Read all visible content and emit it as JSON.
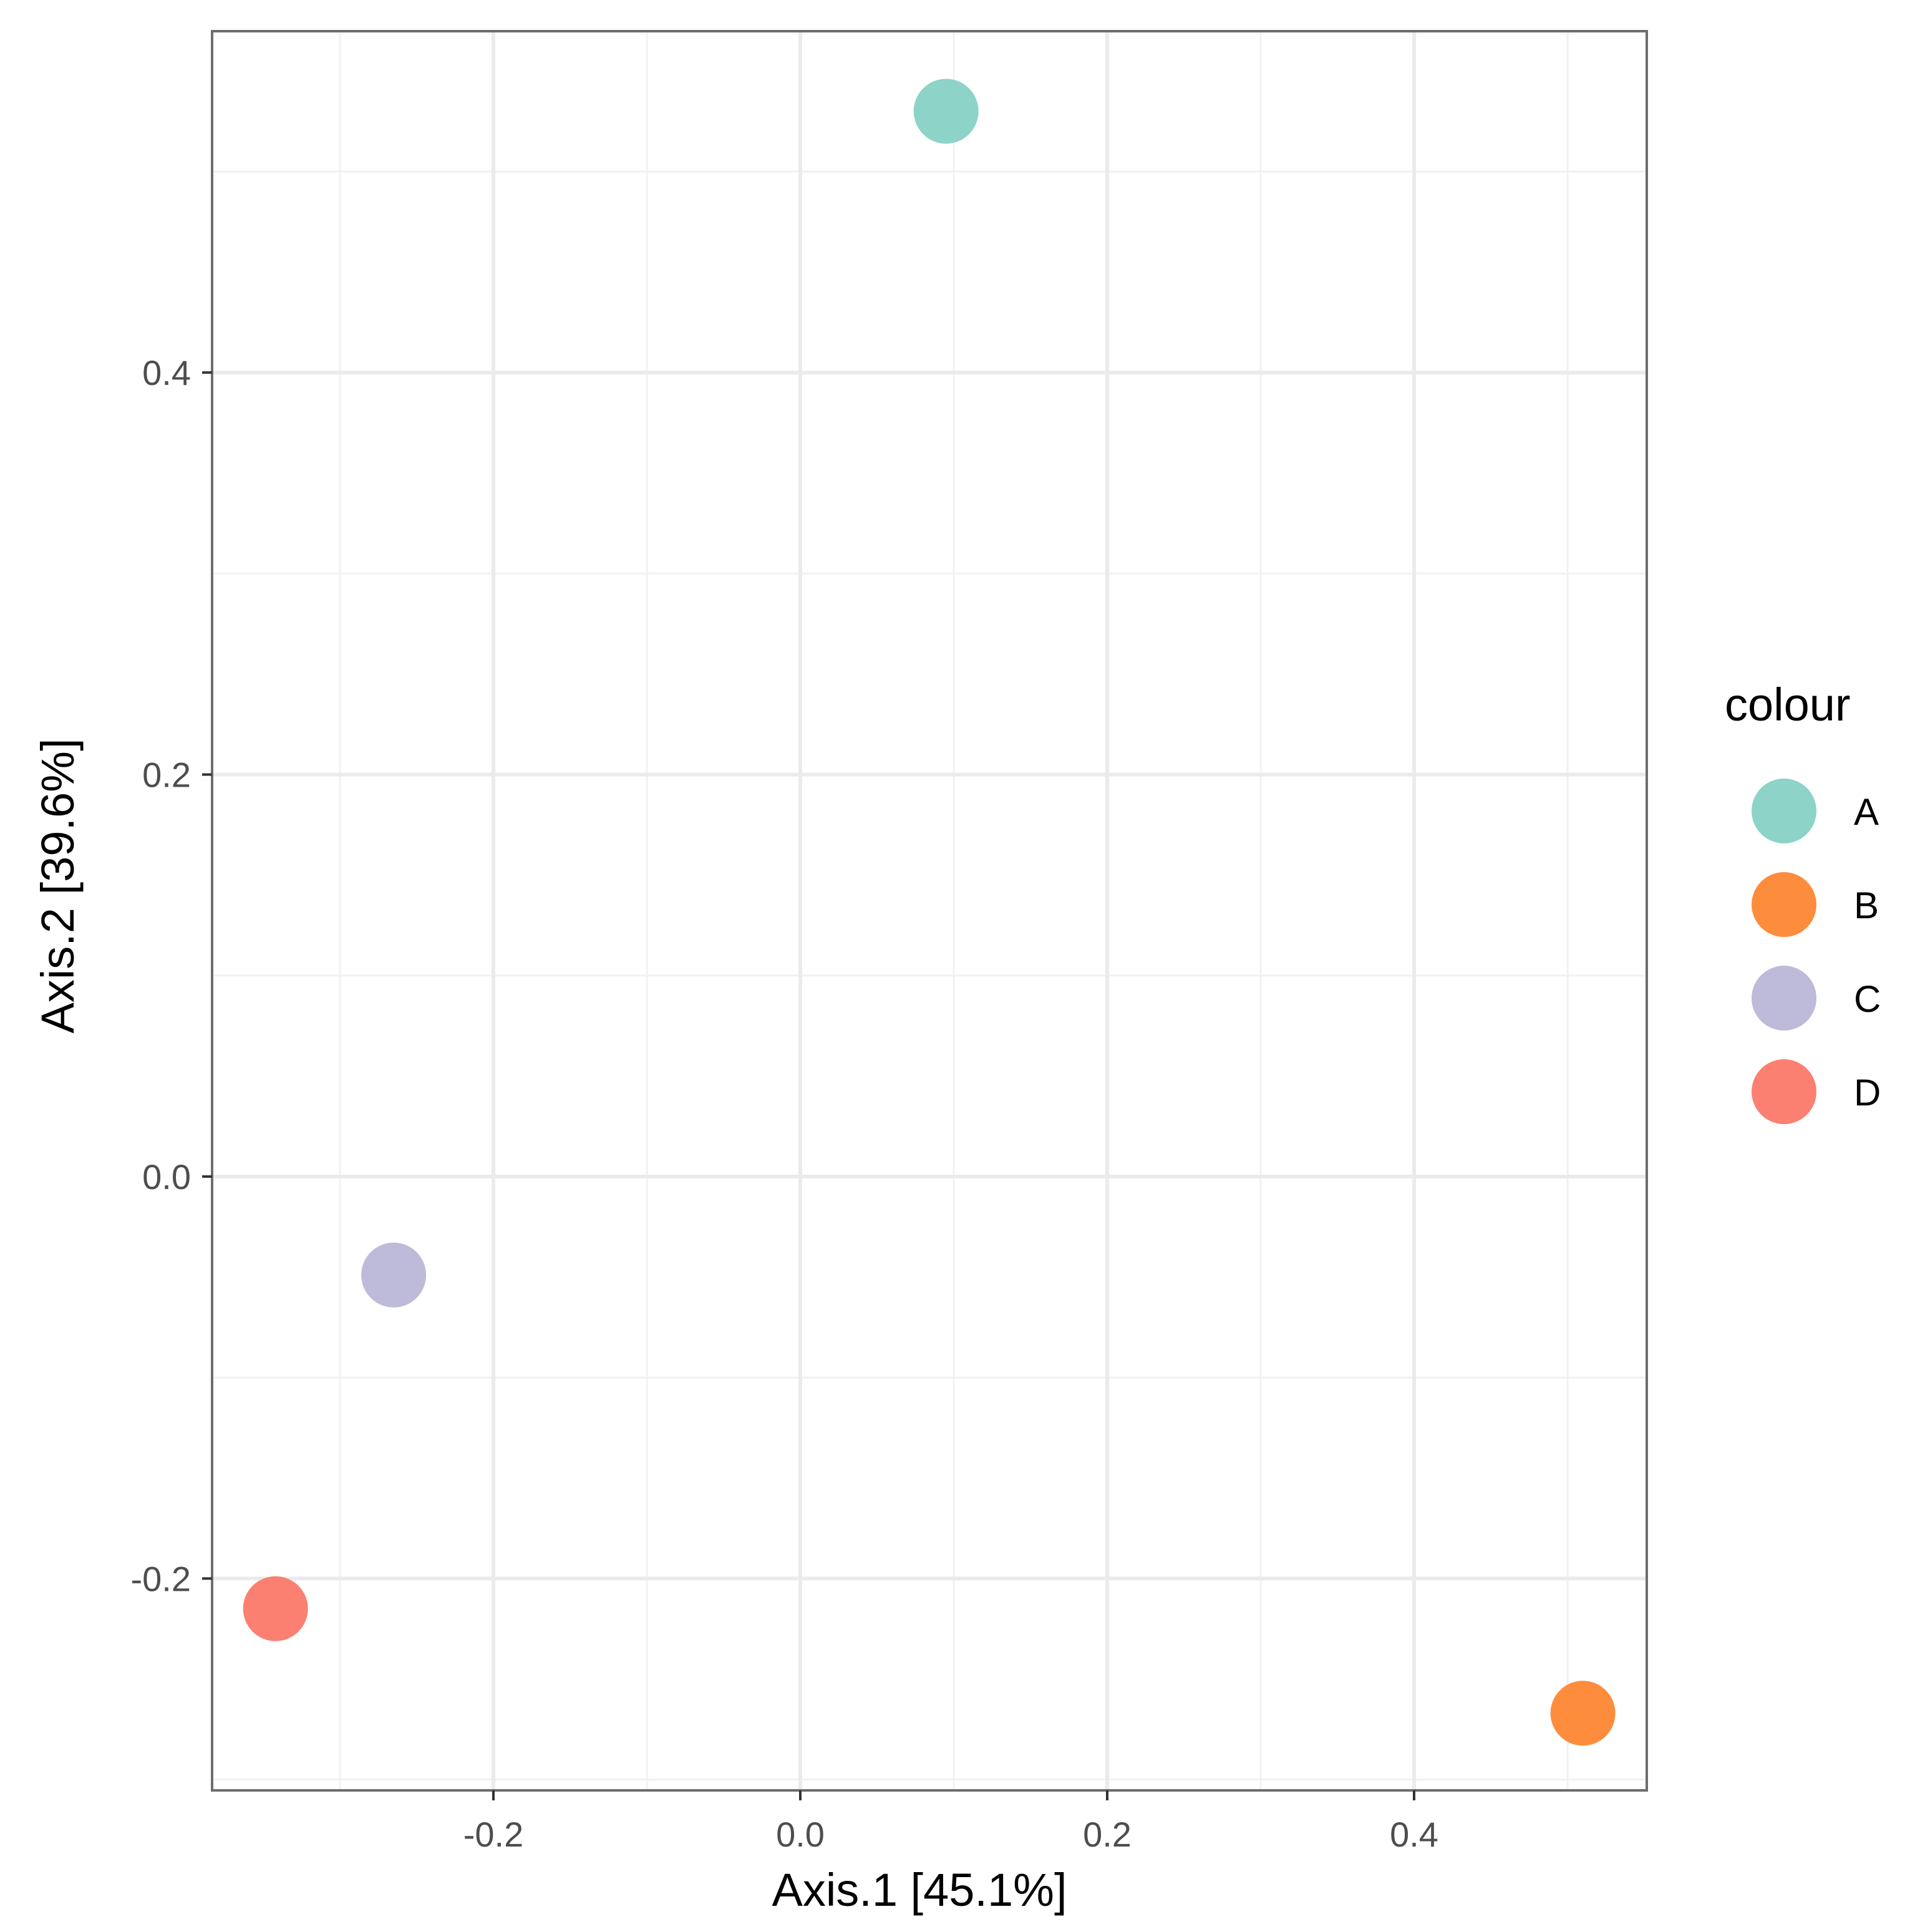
{
  "chart_data": {
    "type": "scatter",
    "xlabel": "Axis.1   [45.1%]",
    "ylabel": "Axis.2   [39.6%]",
    "xlim": [
      -0.3,
      0.5
    ],
    "ylim": [
      -0.3,
      0.5
    ],
    "x_ticks": [
      -0.2,
      0.0,
      0.2,
      0.4
    ],
    "y_ticks": [
      -0.2,
      0.0,
      0.2,
      0.4
    ],
    "x_tick_labels": [
      "-0.2",
      "0.0",
      "0.2",
      "0.4"
    ],
    "y_tick_labels": [
      "-0.2",
      "0.0",
      "0.2",
      "0.4"
    ],
    "grid": true,
    "legend": {
      "title": "colour",
      "position": "right",
      "entries": [
        {
          "label": "A",
          "color": "#8dd3c7"
        },
        {
          "label": "B",
          "color": "#fd8d3c"
        },
        {
          "label": "C",
          "color": "#bebada"
        },
        {
          "label": "D",
          "color": "#fb8072"
        }
      ]
    },
    "points": [
      {
        "label": "A",
        "x": 0.095,
        "y": 0.53,
        "color": "#8dd3c7"
      },
      {
        "label": "B",
        "x": 0.51,
        "y": -0.267,
        "color": "#fd8d3c"
      },
      {
        "label": "C",
        "x": -0.265,
        "y": -0.049,
        "color": "#bebada"
      },
      {
        "label": "D",
        "x": -0.342,
        "y": -0.215,
        "color": "#fb8072"
      }
    ]
  }
}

* * *

__STATED TASK__. Select all lines with the word "color" from the entries above.

__SOLUTION FOR THIS PROBLEM__.
          "color": "#8dd3c7"
          "color": "#fd8d3c"
          "color": "#bebada"
          "color": "#fb8072"
        "color": "#8dd3c7"
        "color": "#fd8d3c"
        "color": "#bebada"
        "color": "#fb8072"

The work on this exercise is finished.